┌─ MATERIAL TO PROCESS
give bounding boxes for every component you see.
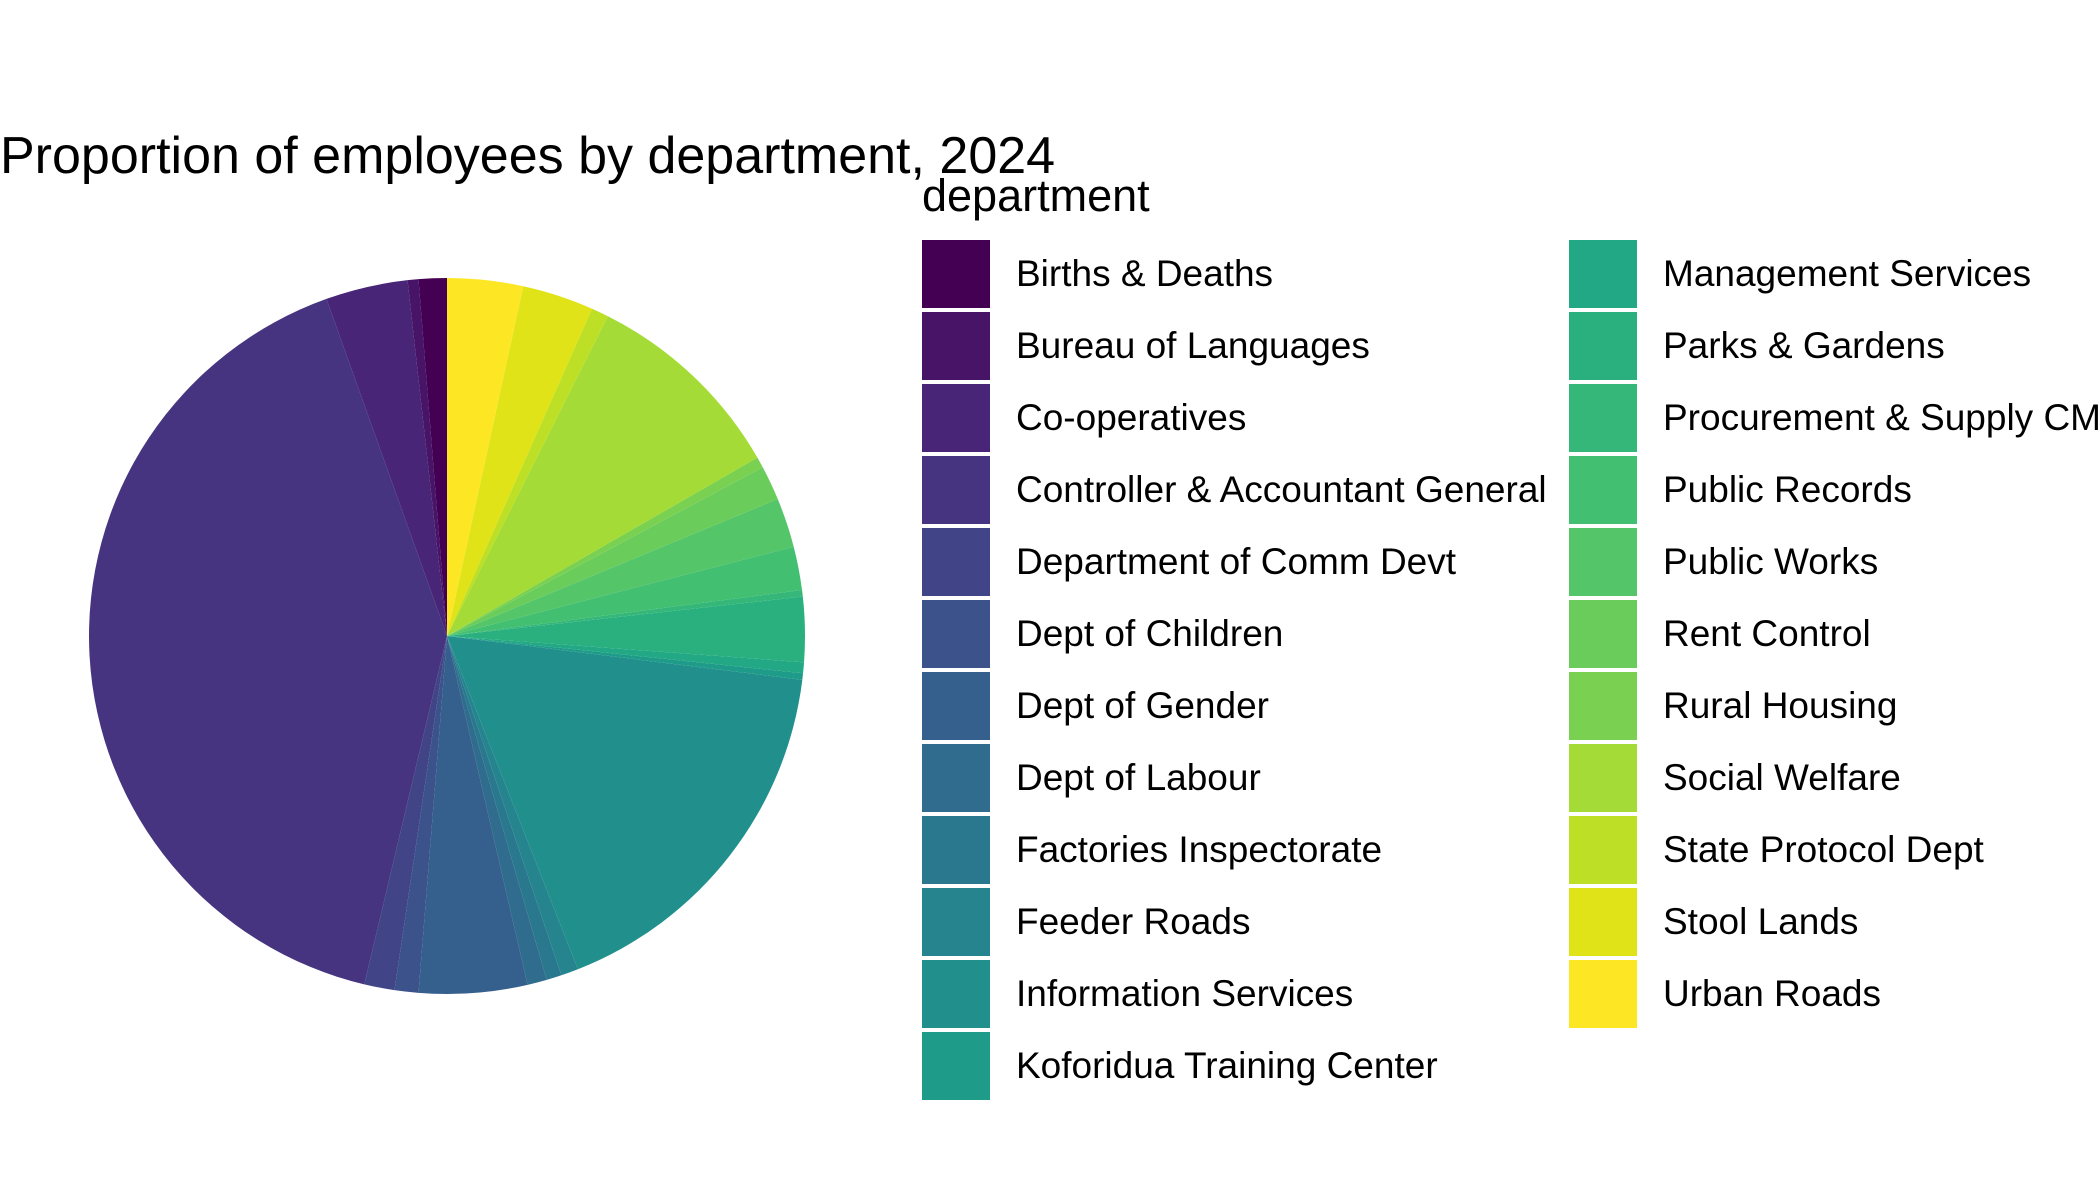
- pie-slice-9: [447, 636, 578, 976]
- legend-title: department: [922, 170, 1150, 221]
- pie-slice-17: [447, 467, 778, 636]
- legend-label: State Protocol Dept: [1663, 829, 1984, 870]
- legend-swatch: [1569, 456, 1637, 524]
- legend-label: Public Records: [1663, 469, 1912, 510]
- legend-label: Factories Inspectorate: [1016, 829, 1383, 870]
- pie-slice-7: [447, 636, 547, 985]
- legend-label: Management Services: [1663, 253, 2032, 294]
- legend-label: Rural Housing: [1663, 685, 1898, 726]
- pie-slice-1: [407, 279, 447, 636]
- pie-slice-2: [326, 280, 447, 636]
- legend-label: Urban Roads: [1663, 973, 1882, 1014]
- legend-label: Co-operatives: [1016, 397, 1247, 438]
- pie-slice-15: [447, 546, 803, 636]
- pie-slice-19: [447, 316, 758, 636]
- legend-label: Dept of Children: [1016, 613, 1284, 654]
- legend-swatch: [1569, 384, 1637, 452]
- pie-slice-3: [89, 298, 448, 985]
- legend-label: Feeder Roads: [1016, 901, 1251, 942]
- pie-slice-6: [418, 636, 528, 994]
- legend-label: Dept of Gender: [1016, 685, 1269, 726]
- pie-slice-11: [447, 636, 804, 680]
- pie-slice-0: [418, 278, 447, 636]
- legend-label: Dept of Labour: [1016, 757, 1261, 798]
- legend-swatch: [922, 312, 990, 380]
- legend-swatch: [1569, 672, 1637, 740]
- legend-swatch: [1569, 744, 1637, 812]
- legend-swatch: [922, 456, 990, 524]
- legend-swatch: [922, 384, 990, 452]
- pie-slice-14: [447, 589, 803, 636]
- legend-label: Bureau of Languages: [1016, 325, 1370, 366]
- legend-label: Information Services: [1016, 973, 1354, 1014]
- legend-swatch: [1569, 600, 1637, 668]
- pie-slice-18: [447, 457, 763, 636]
- pie-slice-8: [447, 636, 562, 980]
- legend-label: Stool Lands: [1663, 901, 1859, 942]
- legend-swatch: [922, 816, 990, 884]
- pie-slice-13: [447, 596, 805, 663]
- legend-label: Social Welfare: [1663, 757, 1901, 798]
- legend-swatch: [922, 672, 990, 740]
- legend-label: Controller & Accountant General: [1016, 469, 1547, 510]
- legend-swatch: [1569, 240, 1637, 308]
- pie-slice-16: [447, 498, 794, 636]
- pie-slice-21: [447, 286, 593, 636]
- legend-label: Parks & Gardens: [1663, 325, 1945, 366]
- legend-swatch: [1569, 888, 1637, 956]
- legend-swatch: [922, 528, 990, 596]
- legend-swatch: [922, 960, 990, 1028]
- legend-label: Procurement & Supply CM: [1663, 397, 2100, 438]
- pie-slice-10: [447, 636, 803, 970]
- legend-swatch: [1569, 816, 1637, 884]
- pie-slice-22: [447, 278, 524, 636]
- legend-swatch: [922, 744, 990, 812]
- legend-label: Public Works: [1663, 541, 1879, 582]
- legend-label: Koforidua Training Center: [1016, 1045, 1438, 1086]
- chart-title: Proportion of employees by department, 2…: [0, 127, 1056, 185]
- legend-label: Department of Comm Devt: [1016, 541, 1457, 582]
- legend-swatch: [1569, 960, 1637, 1028]
- legend-swatch: [1569, 312, 1637, 380]
- pie-slice-20: [447, 308, 608, 636]
- legend-swatch: [922, 240, 990, 308]
- pie-slice-5: [394, 636, 447, 993]
- legend-swatch: [1569, 528, 1637, 596]
- legend-swatch: [922, 888, 990, 956]
- pie-slice-12: [447, 636, 805, 674]
- legend-label: Rent Control: [1663, 613, 1871, 654]
- pie-slice-4: [364, 636, 447, 991]
- legend-label: Births & Deaths: [1016, 253, 1274, 294]
- legend-swatch: [922, 1032, 990, 1100]
- legend-swatch: [922, 600, 990, 668]
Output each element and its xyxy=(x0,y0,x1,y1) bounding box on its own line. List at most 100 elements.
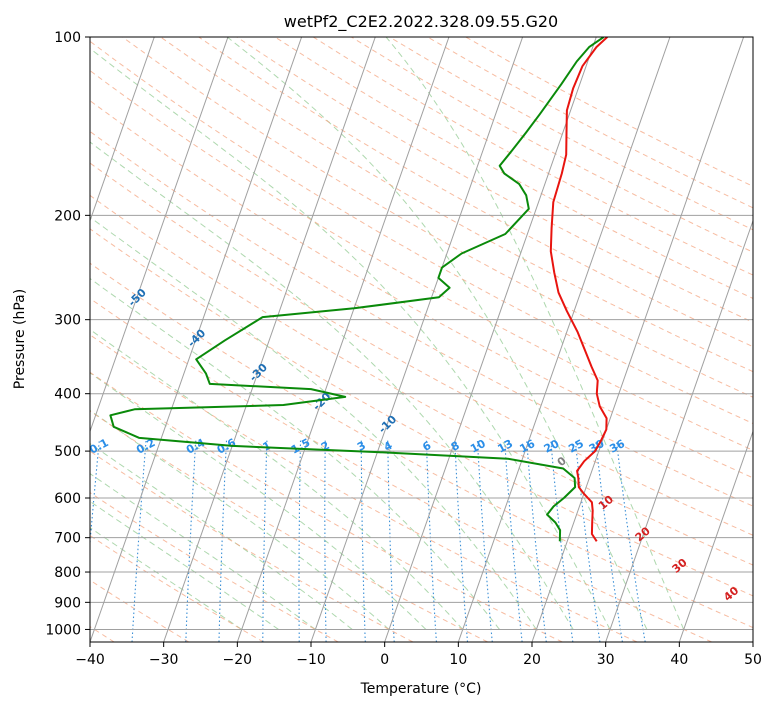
plot-frame xyxy=(89,36,754,643)
mixing-ratio-line xyxy=(218,440,228,642)
line-labels: -100-90-80-70-60-50-40-30-20-100.10.20.4… xyxy=(15,181,742,604)
isotherm-line xyxy=(531,37,745,642)
x-axis-label: Temperature (°C) xyxy=(360,681,482,697)
dry-adiabat-line xyxy=(427,37,753,209)
y-tick-label: 100 xyxy=(54,30,81,46)
mixing-ratio-line xyxy=(550,440,574,642)
dry-adiabat-line xyxy=(465,37,753,187)
mixing-ratio-lines xyxy=(90,440,646,642)
moist-adiabat-line xyxy=(90,141,574,630)
y-tick-label: 800 xyxy=(54,565,81,581)
y-tick-label: 900 xyxy=(54,595,81,611)
mixing-ratio-label: 10 xyxy=(468,437,488,456)
dry-adiabat-line xyxy=(90,100,753,479)
x-tick-label: −30 xyxy=(149,652,179,668)
isotherm-label: -10 xyxy=(376,413,399,436)
mixing-ratio-label: 13 xyxy=(495,437,515,456)
moist-adiabat-line xyxy=(90,473,316,630)
mixing-ratio-label: 25 xyxy=(566,437,586,456)
isotherm-label: -70 xyxy=(15,181,38,204)
moist-adiabat-line xyxy=(90,216,537,630)
isotherm-line xyxy=(236,37,450,642)
isotherm-line xyxy=(457,37,671,642)
pressure-gridlines xyxy=(90,37,753,630)
dry-adiabat-label: 10 xyxy=(596,493,616,513)
mixing-ratio-line xyxy=(574,440,601,642)
moist-adiabat-line xyxy=(90,442,353,630)
moist-adiabat-line xyxy=(90,277,500,630)
mixing-ratio-label: 36 xyxy=(607,437,627,456)
isotherm-line xyxy=(90,37,155,223)
isotherm-line xyxy=(163,37,376,642)
dry-adiabat-line xyxy=(90,162,753,536)
y-axis-label: Pressure (hPa) xyxy=(12,289,28,389)
isotherm-label: -50 xyxy=(126,286,149,309)
mixing-ratio-line xyxy=(131,440,147,642)
mixing-ratio-line xyxy=(185,440,197,642)
y-axis-ticks: 1000 900 800 700 600 500 400 300 200 100 xyxy=(45,30,90,638)
dry-adiabat-line xyxy=(90,492,339,642)
isotherm-line xyxy=(0,37,7,642)
chart-title: wetPf2_C2E2.2022.328.09.55.G20 xyxy=(284,12,558,32)
x-tick-label: 50 xyxy=(744,652,762,668)
mixing-ratio-line xyxy=(454,440,469,642)
dry-adiabat-line xyxy=(90,297,712,642)
mixing-ratio-line xyxy=(504,440,523,642)
isotherm-line xyxy=(384,37,597,642)
x-tick-label: −20 xyxy=(223,652,253,668)
dry-adiabat-line xyxy=(90,130,753,507)
moist-adiabat-line xyxy=(90,409,390,630)
dry-adiabat-line xyxy=(90,262,753,629)
dry-adiabat-line xyxy=(274,37,753,299)
dry-adiabat-line xyxy=(90,535,264,642)
dry-adiabat-line xyxy=(90,410,488,642)
mixing-ratio-line xyxy=(425,440,437,642)
y-tick-label: 700 xyxy=(54,531,81,547)
mixing-ratio-line xyxy=(387,440,395,642)
dry-adiabat-line xyxy=(90,40,753,425)
mixing-ratio-line xyxy=(476,440,493,642)
x-axis-ticks: −40 −30 −20 −10 0 10 20 30 40 50 xyxy=(75,642,762,668)
x-tick-label: 10 xyxy=(449,652,467,668)
mixing-ratio-line xyxy=(360,440,366,642)
mixing-ratio-line xyxy=(526,440,547,642)
mixing-ratio-line xyxy=(324,440,327,642)
dry-adiabat-line xyxy=(236,37,753,323)
profiles xyxy=(109,37,608,542)
x-tick-label: 30 xyxy=(597,652,615,668)
isotherm-line xyxy=(605,219,753,642)
y-tick-label: 400 xyxy=(54,387,81,403)
mixing-ratio-label: 0.4 xyxy=(184,436,208,457)
dry-adiabat-line xyxy=(389,37,753,231)
dry-adiabat-label: 20 xyxy=(633,524,653,544)
dewpoint-line xyxy=(109,37,605,542)
dry-adiabat-line xyxy=(312,37,753,276)
isotherm-line xyxy=(90,37,303,642)
x-tick-label: 20 xyxy=(523,652,541,668)
temperature-line xyxy=(549,37,608,542)
dry-adiabat-line xyxy=(122,37,753,398)
dry-adiabat-line xyxy=(160,37,753,373)
moist-adiabat-line xyxy=(90,527,242,630)
mixing-ratio-line xyxy=(262,440,268,642)
isotherms xyxy=(0,37,753,642)
moist-adiabat-line xyxy=(90,500,279,630)
mixing-ratio-line xyxy=(595,440,623,642)
dry-adiabat-line xyxy=(198,37,753,348)
y-tick-label: 500 xyxy=(54,444,81,460)
moist-adiabat-line xyxy=(226,37,648,630)
x-tick-label: −10 xyxy=(296,652,326,668)
isotherm-line xyxy=(90,37,229,433)
y-tick-label: 600 xyxy=(54,491,81,507)
mixing-ratio-line xyxy=(298,440,302,642)
x-tick-label: 0 xyxy=(380,652,389,668)
isotherm-label: -60 xyxy=(67,242,90,265)
x-tick-label: 40 xyxy=(670,652,688,668)
dry-adiabat-line xyxy=(90,228,753,597)
mixing-ratio-label: 16 xyxy=(518,437,538,456)
moist-adiabats xyxy=(90,37,685,630)
dry-adiabat-line xyxy=(90,334,638,642)
mixing-ratio-label: 2 xyxy=(319,439,332,454)
dry-adiabat-label: 40 xyxy=(721,584,741,604)
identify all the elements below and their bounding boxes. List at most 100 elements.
└─
WRITTEN INSTRUCTION: Copy out the entries word for word, beginning at the line that contains "plot-frame xyxy=(89,36,754,643)" and stopping after the line that contains "y-tick-label: 900 xyxy=(54,595,81,611)".

THE SOLUTION:
plot-frame xyxy=(89,36,754,643)
mixing-ratio-line xyxy=(218,440,228,642)
line-labels: -100-90-80-70-60-50-40-30-20-100.10.20.4… xyxy=(15,181,742,604)
isotherm-line xyxy=(531,37,745,642)
x-axis-label: Temperature (°C) xyxy=(360,681,482,697)
dry-adiabat-line xyxy=(427,37,753,209)
y-tick-label: 100 xyxy=(54,30,81,46)
mixing-ratio-line xyxy=(550,440,574,642)
dry-adiabat-line xyxy=(465,37,753,187)
mixing-ratio-lines xyxy=(90,440,646,642)
moist-adiabat-line xyxy=(90,141,574,630)
y-tick-label: 800 xyxy=(54,565,81,581)
y-tick-label: 900 xyxy=(54,595,81,611)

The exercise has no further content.